• **Entries provided**
— start —
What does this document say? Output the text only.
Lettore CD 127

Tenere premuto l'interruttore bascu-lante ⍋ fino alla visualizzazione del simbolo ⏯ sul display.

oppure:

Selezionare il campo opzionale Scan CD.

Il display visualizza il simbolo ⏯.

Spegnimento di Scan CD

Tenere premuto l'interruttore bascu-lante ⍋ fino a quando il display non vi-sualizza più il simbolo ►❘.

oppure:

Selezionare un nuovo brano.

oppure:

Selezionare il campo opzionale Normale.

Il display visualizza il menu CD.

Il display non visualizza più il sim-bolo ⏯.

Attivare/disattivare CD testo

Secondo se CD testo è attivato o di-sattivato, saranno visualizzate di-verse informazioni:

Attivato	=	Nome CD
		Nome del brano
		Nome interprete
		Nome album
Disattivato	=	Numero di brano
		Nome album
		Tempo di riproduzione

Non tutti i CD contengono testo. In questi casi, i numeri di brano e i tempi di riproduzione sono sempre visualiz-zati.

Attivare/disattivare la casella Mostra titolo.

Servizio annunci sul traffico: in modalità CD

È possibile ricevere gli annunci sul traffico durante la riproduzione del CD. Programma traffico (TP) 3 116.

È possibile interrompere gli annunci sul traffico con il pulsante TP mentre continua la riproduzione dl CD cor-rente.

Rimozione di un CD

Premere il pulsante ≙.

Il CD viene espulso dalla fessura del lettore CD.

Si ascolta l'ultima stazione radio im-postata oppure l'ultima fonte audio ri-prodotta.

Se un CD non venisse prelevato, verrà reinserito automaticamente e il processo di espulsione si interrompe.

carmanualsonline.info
— end —
• **Stated exercise**
Find all lines where the word "interruttore" appears. Copy them.

• **The reply**
Tenere premuto l'interruttore bascu-lante ⍋ fino alla visualizzazione del simbolo ⏯ sul display.
Tenere premuto l'interruttore bascu-lante ⍋ fino a quando il display non vi-sualizza più il simbolo ►❘.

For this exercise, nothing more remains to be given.